What you need to do. Output every record word for word.

------ Dataset

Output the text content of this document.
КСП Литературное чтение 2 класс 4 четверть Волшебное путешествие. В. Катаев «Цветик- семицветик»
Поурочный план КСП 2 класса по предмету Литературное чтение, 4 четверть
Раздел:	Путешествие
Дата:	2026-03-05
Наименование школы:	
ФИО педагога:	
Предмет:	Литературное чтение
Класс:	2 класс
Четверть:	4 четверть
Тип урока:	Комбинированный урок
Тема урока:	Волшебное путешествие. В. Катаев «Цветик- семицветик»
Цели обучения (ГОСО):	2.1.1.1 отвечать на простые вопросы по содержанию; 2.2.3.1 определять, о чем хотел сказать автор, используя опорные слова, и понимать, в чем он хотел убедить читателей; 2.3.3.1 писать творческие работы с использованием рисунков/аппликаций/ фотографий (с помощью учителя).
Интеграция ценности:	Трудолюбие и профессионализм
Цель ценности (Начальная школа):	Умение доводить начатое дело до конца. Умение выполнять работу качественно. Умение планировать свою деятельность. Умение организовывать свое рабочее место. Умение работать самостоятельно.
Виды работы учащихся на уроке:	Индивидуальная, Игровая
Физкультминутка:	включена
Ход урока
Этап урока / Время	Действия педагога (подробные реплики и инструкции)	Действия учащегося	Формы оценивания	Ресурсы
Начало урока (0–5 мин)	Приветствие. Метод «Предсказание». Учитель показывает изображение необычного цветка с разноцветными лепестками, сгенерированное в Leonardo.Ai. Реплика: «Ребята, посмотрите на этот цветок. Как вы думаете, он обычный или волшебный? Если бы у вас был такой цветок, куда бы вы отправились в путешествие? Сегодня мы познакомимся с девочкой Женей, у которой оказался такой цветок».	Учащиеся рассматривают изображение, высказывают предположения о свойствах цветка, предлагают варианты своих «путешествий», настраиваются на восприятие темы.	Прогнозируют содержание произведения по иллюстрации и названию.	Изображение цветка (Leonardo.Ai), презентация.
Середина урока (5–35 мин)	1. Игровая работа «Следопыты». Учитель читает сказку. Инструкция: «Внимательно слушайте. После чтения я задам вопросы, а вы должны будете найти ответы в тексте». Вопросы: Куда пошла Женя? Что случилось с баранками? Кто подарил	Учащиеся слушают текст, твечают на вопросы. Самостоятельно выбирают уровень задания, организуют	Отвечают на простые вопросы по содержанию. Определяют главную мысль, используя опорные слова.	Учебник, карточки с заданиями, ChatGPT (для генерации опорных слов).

------------

Task solution.
Output the text content of this document.
КСП Литературное чтение 2 класс 4 четверть Волшебное путешествие. В. Катаев «Цветик- семицветик»
Поурочный план КСП 2 класса по предмету Литературное чтение, 4 четверть
Раздел:	Путешествие
Дата:	2026-03-05
Наименование школы:	
ФИО педагога:	
Предмет:	Литературное чтение
Класс:	2 класс
Четверть:	4 четверть
Тип урока:	Комбинированный урок
Тема урока:	Волшебное путешествие. В. Катаев «Цветик- семицветик»
Цели обучения (ГОСО):	2.1.1.1 отвечать на простые вопросы по содержанию; 2.2.3.1 определять, о чем хотел сказать автор, используя опорные слова, и понимать, в чем он хотел убедить читателей; 2.3.3.1 писать творческие работы с использованием рисунков/аппликаций/ фотографий (с помощью учителя).
Интеграция ценности:	Трудолюбие и профессионализм
Цель ценности (Начальная школа):	Умение доводить начатое дело до конца. Умение выполнять работу качественно. Умение планировать свою деятельность. Умение организовывать свое рабочее место. Умение работать самостоятельно.
Виды работы учащихся на уроке:	Индивидуальная, Игровая
Физкультминутка:	включена
Ход урока
Этап урока / Время	Действия педагога (подробные реплики и инструкции)	Действия учащегося	Формы оценивания	Ресурсы
Начало урока (0–5 мин)	Приветствие. Метод «Предсказание». Учитель показывает изображение необычного цветка с разноцветными лепестками, сгенерированное в Leonardo.Ai. Реплика: «Ребята, посмотрите на этот цветок. Как вы думаете, он обычный или волшебный? Если бы у вас был такой цветок, куда бы вы отправились в путешествие? Сегодня мы познакомимся с девочкой Женей, у которой оказался такой цветок».	Учащиеся рассматривают изображение, высказывают предположения о свойствах цветка, предлагают варианты своих «путешествий», настраиваются на восприятие темы.	Прогнозируют содержание произведения по иллюстрации и названию.	Изображение цветка (Leonardo.Ai), презентация.
Середина урока (5–35 мин)	1. Игровая работа «Следопыты». Учитель читает сказку. Инструкция: «Внимательно слушайте. После чтения я задам вопросы, а вы должны будете найти ответы в тексте». Вопросы: Куда пошла Женя? Что случилось с баранками? Кто подарил	Учащиеся слушают текст, твечают на вопросы. Самостоятельно выбирают уровень задания, организуют	Отвечают на простые вопросы по содержанию. Определяют главную мысль, используя опорные слова.	Учебник, карточки с заданиями, ChatGPT (для генерации опорных слов).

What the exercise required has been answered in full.